Collected data »
..........
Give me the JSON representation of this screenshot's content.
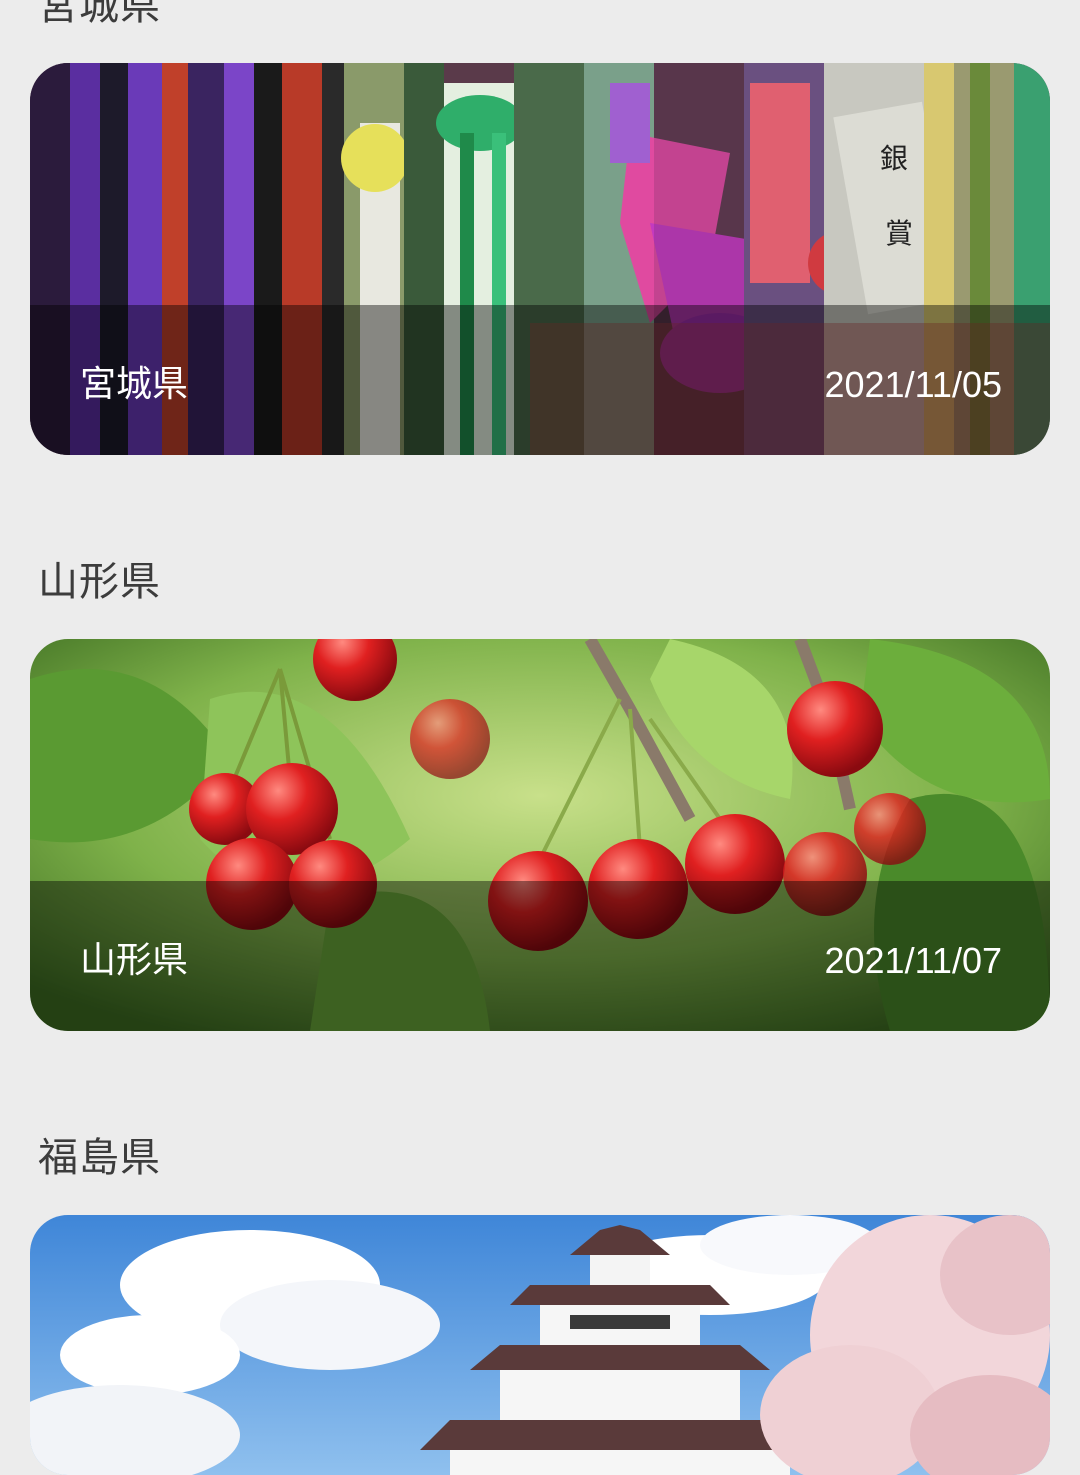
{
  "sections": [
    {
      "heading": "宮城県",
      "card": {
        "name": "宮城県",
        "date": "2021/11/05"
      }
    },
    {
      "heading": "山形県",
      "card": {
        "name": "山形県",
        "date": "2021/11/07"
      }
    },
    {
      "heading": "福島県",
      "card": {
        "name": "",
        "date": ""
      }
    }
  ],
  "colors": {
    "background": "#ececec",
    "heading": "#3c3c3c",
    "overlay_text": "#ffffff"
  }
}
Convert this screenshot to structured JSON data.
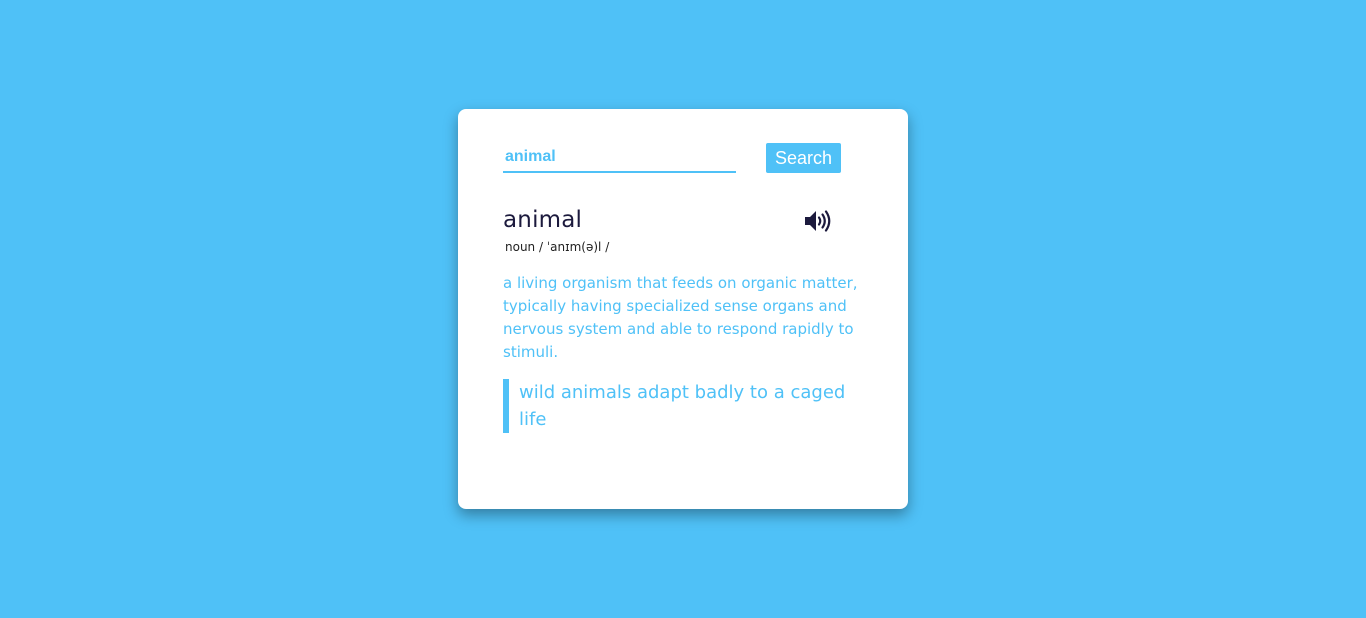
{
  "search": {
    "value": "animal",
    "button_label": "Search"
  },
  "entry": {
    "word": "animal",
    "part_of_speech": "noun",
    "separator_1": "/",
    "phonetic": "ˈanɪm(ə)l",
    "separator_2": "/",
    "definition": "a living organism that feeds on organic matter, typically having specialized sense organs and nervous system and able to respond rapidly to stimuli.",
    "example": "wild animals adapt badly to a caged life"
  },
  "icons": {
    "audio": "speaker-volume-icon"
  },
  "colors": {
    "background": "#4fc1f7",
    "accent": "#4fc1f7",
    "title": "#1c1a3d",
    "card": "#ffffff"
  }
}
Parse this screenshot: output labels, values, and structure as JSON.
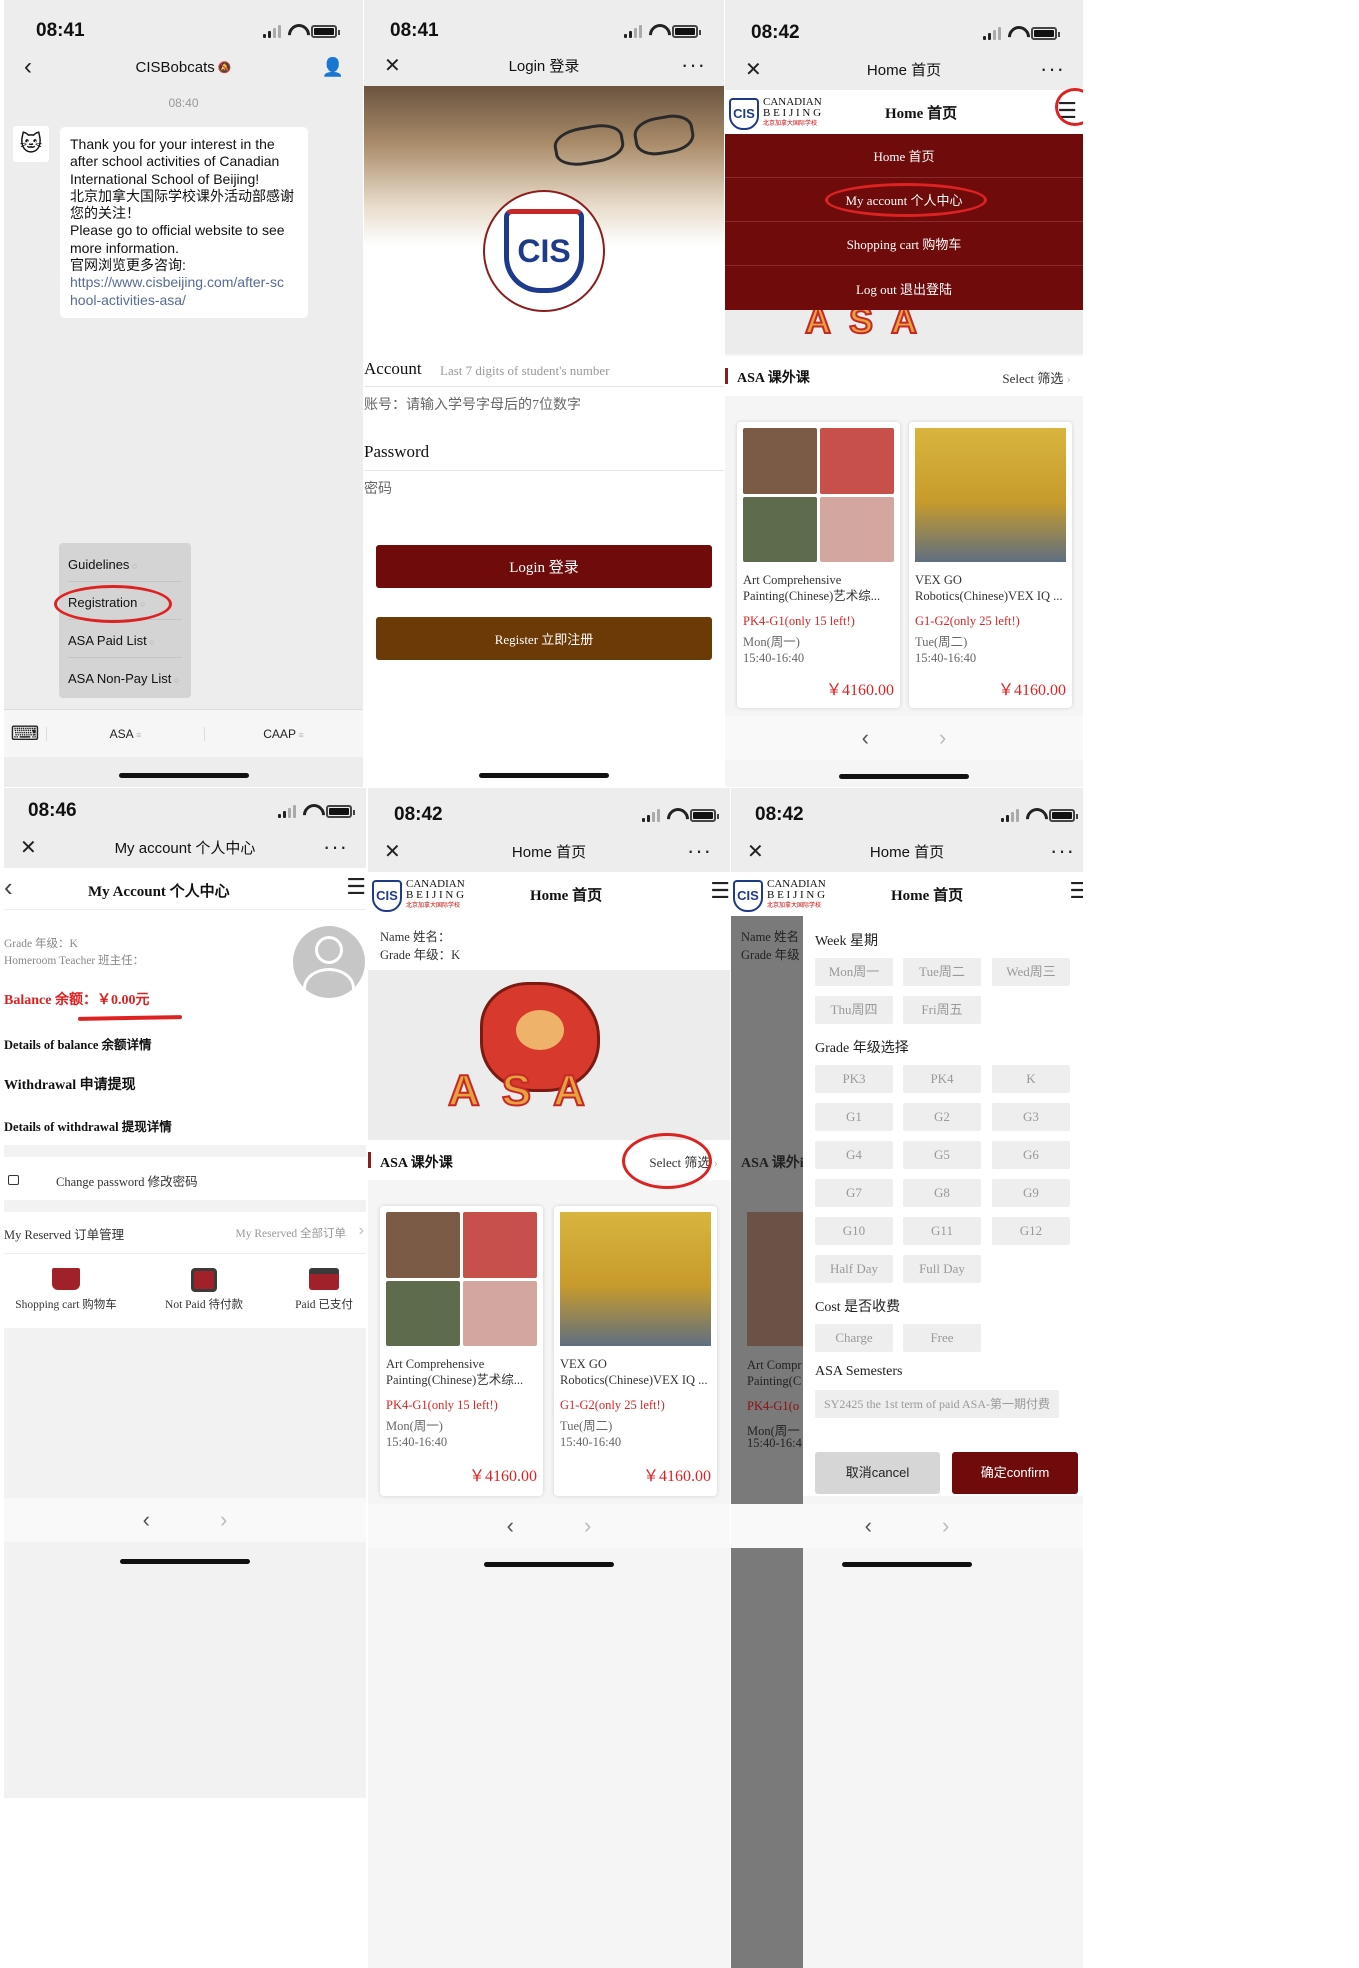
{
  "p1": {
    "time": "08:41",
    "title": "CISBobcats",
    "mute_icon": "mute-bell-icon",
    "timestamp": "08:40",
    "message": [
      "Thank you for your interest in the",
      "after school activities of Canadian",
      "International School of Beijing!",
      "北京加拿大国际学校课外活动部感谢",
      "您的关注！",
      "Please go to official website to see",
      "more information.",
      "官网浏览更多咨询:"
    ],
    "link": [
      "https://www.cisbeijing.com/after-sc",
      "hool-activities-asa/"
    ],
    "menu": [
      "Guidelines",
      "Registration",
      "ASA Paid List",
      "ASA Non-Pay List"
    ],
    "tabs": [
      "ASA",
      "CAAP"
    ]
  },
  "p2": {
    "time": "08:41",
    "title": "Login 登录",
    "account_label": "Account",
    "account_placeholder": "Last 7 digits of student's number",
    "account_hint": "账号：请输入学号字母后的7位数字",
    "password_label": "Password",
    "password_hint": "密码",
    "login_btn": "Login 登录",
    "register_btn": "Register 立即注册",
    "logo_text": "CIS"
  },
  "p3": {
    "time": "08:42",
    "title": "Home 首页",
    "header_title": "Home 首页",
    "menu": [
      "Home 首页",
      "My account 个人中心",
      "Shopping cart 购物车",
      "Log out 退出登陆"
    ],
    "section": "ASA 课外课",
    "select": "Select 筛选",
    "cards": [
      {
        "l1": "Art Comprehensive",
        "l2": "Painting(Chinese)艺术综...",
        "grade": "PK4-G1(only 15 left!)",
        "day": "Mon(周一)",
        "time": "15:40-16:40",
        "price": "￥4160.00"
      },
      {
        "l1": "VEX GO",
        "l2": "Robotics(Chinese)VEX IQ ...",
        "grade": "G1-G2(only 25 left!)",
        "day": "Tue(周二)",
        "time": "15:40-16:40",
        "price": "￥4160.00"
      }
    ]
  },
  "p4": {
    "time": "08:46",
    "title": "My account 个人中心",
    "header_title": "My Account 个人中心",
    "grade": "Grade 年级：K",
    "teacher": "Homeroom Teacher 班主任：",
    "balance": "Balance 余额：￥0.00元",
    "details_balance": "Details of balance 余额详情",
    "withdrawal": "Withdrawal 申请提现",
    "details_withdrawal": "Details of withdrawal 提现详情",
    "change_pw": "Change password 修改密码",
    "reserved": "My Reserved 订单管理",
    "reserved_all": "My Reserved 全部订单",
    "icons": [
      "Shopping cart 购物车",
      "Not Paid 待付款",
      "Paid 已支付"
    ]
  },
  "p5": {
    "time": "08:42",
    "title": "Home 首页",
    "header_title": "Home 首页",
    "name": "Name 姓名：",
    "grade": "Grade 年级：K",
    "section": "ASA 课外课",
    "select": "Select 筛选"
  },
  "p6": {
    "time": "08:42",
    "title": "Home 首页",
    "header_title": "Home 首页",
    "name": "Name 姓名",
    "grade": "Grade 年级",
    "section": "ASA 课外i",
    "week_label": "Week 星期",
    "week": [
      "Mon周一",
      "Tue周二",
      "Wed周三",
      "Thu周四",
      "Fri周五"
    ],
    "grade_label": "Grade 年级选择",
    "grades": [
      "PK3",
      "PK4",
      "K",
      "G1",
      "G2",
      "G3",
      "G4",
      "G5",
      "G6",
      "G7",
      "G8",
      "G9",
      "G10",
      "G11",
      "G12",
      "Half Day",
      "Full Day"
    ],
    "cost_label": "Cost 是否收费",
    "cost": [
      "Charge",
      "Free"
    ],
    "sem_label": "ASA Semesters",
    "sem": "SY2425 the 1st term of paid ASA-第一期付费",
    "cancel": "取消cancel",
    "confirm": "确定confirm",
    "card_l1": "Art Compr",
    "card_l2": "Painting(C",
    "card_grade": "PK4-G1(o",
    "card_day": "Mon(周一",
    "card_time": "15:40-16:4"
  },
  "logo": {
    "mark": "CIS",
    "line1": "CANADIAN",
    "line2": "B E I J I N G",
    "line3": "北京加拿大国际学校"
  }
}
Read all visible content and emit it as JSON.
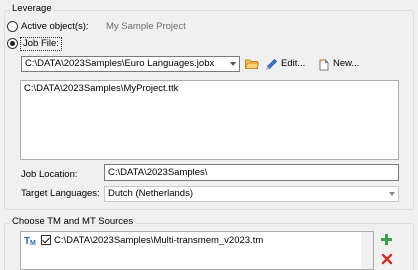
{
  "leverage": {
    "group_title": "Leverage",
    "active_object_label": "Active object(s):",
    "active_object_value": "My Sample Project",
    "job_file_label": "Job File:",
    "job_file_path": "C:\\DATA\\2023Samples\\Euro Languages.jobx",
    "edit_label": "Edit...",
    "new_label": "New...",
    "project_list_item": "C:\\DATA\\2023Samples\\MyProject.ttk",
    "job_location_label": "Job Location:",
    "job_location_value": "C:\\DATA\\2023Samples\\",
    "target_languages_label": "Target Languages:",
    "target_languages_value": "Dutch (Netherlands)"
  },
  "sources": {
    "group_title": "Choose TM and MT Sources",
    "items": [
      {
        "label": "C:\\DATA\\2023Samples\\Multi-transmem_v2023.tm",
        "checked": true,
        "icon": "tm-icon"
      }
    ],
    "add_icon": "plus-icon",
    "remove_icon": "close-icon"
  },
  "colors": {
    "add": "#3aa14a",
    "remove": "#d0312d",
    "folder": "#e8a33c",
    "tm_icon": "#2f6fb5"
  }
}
..........
Task objective » Search the preceding listing for "withdrawal" and extract every line where it is found.

Worked solution »
    "withdrawal": "Withdrawal 申请提现",
    "details_withdrawal": "Details of withdrawal 提现详情",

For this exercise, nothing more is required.